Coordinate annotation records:

════════════════

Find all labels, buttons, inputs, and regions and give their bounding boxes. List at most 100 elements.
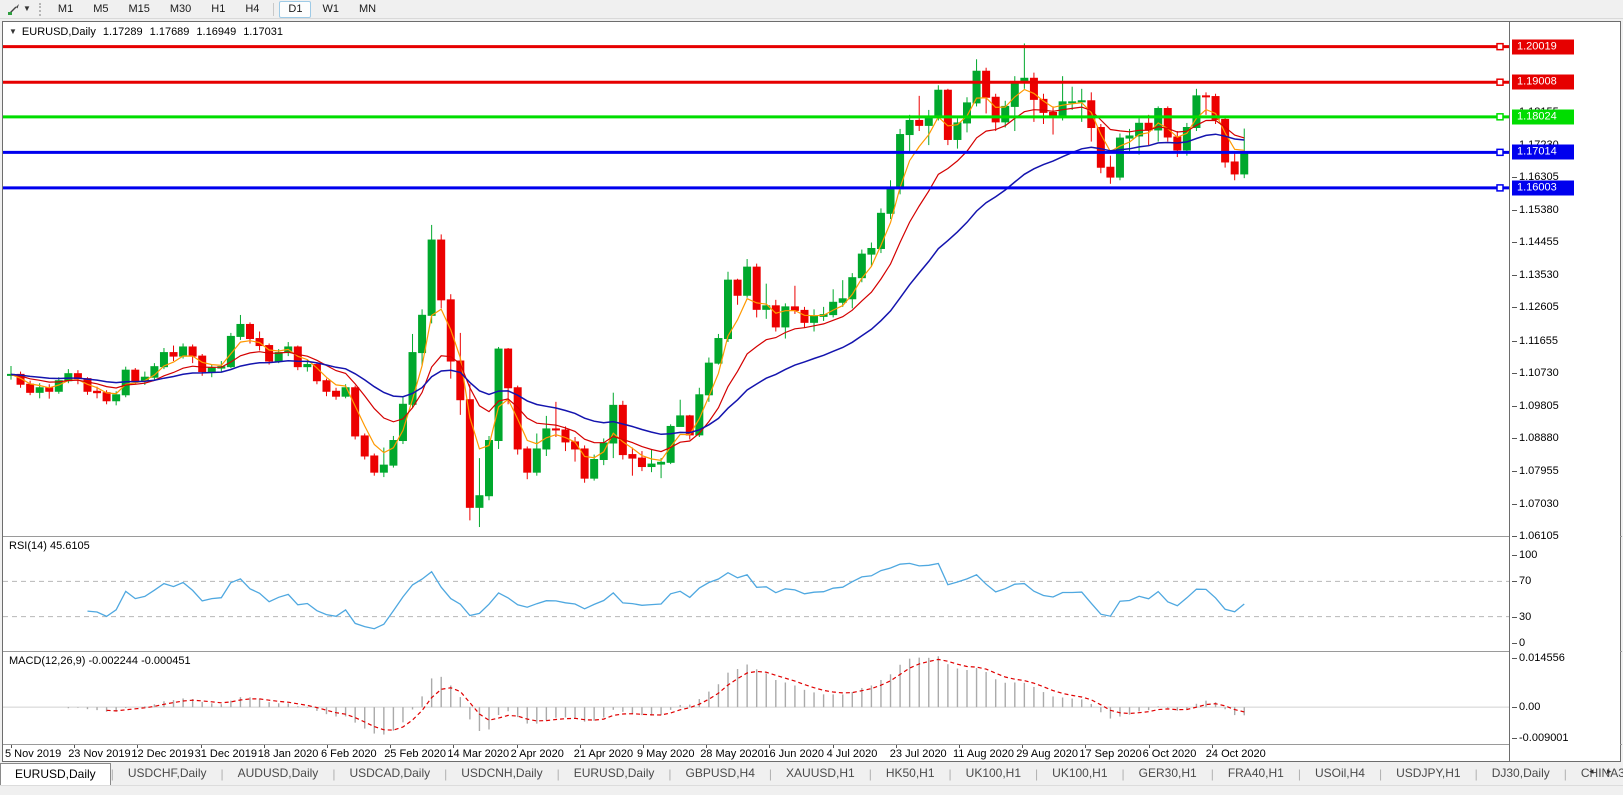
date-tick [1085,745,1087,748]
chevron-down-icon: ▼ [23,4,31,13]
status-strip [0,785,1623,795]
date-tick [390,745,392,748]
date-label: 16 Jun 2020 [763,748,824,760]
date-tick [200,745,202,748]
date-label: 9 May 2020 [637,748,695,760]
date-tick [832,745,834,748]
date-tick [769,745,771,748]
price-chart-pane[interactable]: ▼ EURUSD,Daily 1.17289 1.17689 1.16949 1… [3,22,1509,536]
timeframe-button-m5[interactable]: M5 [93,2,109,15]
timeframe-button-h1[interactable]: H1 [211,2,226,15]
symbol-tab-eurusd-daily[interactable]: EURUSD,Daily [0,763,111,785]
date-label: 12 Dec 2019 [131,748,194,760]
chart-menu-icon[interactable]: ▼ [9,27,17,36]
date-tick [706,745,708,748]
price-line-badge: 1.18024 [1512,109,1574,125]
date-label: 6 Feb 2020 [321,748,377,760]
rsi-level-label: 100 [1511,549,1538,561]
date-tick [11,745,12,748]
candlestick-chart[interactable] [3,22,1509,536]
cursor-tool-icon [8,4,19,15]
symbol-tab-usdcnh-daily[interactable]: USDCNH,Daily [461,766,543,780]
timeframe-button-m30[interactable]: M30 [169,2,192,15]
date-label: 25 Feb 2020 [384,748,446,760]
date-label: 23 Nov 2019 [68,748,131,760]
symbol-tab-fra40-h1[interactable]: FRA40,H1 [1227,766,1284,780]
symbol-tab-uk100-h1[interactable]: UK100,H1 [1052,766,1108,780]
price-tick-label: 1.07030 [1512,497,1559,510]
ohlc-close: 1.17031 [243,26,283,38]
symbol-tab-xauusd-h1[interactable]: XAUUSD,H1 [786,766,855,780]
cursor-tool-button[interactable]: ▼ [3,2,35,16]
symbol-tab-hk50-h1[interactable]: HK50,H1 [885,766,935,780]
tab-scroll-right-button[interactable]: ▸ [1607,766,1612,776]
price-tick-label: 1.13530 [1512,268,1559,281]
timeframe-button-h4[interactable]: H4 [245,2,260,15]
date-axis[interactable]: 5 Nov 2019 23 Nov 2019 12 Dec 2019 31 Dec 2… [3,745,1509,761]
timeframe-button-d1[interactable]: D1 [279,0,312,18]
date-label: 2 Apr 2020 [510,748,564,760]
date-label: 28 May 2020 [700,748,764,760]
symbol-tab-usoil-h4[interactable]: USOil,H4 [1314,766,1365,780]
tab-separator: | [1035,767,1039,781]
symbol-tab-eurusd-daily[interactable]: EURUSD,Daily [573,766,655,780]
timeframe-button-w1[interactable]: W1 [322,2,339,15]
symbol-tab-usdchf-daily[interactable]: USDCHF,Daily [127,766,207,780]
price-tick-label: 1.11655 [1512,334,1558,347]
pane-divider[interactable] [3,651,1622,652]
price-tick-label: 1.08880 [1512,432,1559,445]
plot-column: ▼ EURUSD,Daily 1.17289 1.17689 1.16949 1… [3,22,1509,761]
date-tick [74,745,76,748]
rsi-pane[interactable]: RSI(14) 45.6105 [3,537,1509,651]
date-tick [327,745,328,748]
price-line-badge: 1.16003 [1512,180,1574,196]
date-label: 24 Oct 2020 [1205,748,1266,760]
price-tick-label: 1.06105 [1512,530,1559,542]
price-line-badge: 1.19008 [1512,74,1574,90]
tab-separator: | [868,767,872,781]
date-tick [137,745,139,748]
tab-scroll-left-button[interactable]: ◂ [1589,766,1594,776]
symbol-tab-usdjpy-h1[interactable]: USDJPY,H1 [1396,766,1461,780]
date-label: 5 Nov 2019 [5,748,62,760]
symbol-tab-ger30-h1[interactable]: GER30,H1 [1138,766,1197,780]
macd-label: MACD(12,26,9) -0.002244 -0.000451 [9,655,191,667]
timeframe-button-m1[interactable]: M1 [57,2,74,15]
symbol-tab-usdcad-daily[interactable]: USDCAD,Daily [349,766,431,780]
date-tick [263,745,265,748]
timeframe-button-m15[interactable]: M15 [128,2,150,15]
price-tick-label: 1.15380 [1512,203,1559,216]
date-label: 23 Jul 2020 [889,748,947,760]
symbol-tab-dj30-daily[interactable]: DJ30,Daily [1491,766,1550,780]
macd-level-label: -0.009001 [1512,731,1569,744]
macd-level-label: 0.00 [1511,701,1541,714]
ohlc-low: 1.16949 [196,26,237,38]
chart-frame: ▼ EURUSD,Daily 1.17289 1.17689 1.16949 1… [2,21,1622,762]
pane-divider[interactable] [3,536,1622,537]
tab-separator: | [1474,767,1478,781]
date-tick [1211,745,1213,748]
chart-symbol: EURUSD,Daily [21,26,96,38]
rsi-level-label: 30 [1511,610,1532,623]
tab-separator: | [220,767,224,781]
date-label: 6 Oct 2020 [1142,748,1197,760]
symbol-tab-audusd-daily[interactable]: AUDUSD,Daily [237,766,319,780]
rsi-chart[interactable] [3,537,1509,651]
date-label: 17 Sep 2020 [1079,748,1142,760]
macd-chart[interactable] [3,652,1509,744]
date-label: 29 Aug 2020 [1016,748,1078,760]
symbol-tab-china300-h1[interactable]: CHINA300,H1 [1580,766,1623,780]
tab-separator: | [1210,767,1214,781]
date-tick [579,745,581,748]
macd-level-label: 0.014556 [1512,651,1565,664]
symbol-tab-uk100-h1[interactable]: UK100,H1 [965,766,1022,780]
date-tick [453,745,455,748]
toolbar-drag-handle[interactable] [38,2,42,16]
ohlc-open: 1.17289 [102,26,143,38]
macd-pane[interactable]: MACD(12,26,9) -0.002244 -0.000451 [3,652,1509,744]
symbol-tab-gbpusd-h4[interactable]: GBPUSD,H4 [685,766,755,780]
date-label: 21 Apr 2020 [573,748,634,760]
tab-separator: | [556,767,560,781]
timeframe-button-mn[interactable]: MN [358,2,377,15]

════════════════

§ **TASK OBJECTIVE**
Rewrite as a Markdown table with columns named "Row" and "Item" the lines from the one that contains "date-tick [1085,745,1087,748]" through the one that contains "price-tick-label: 1.07030 [1512,497,1559,510]", including both. Number each row, and leave out any blank lines.

§ **THE ANSWER**
| Row | Item |
|---|---|
| 1 | date-tick [1085,745,1087,748] |
| 2 | chevron-down-icon: ▼ [23,4,31,13] |
| 3 | status-strip [0,785,1623,795] |
| 4 | date-tick [390,745,392,748] |
| 5 | date-label: 16 Jun 2020 [763,748,824,760] |
| 6 | date-tick [200,745,202,748] |
| 7 | date-label: 9 May 2020 [637,748,695,760] |
| 8 | date-tick [832,745,834,748] |
| 9 | date-tick [769,745,771,748] |
| 10 | price-chart-pane[interactable]: ▼ EURUSD,Daily 1.17289 1.17689 1.16949 1… [3,22,1509,536] |
| 11 | timeframe-button-m5[interactable]: M5 [93,2,109,15] |
| 12 | timeframe-button-h1[interactable]: H1 [211,2,226,15] |
| 13 | symbol-tab-eurusd-daily[interactable]: EURUSD,Daily [0,763,111,785] |
| 14 | date-label: 12 Dec 2019 [131,748,194,760] |
| 15 | chart-menu-icon[interactable]: ▼ [9,27,17,36] |
| 16 | date-tick [706,745,708,748] |
| 17 | price-line-badge: 1.18024 [1512,109,1574,125] |
| 18 | date-label: 6 Feb 2020 [321,748,377,760] |
| 19 | rsi-level-label: 100 [1511,549,1538,561] |
| 20 | date-tick [11,745,12,748] |
| 21 | candlestick-chart[interactable] [3,22,1509,536] |
| 22 | cursor-tool-icon [8,4,19,15] |
| 23 | symbol-tab-usdcnh-daily[interactable]: USDCNH,Daily [461,766,543,780] |
| 24 | timeframe-button-m30[interactable]: M30 [169,2,192,15] |
| 25 | date-label: 25 Feb 2020 [384,748,446,760] |
| 26 | date-label: 23 Nov 2019 [68,748,131,760] |
| 27 | symbol-tab-fra40-h1[interactable]: FRA40,H1 [1227,766,1284,780] |
| 28 | symbol-tab-uk100-h1[interactable]: UK100,H1 [1052,766,1108,780] |
| 29 | price-tick-label: 1.07030 [1512,497,1559,510] |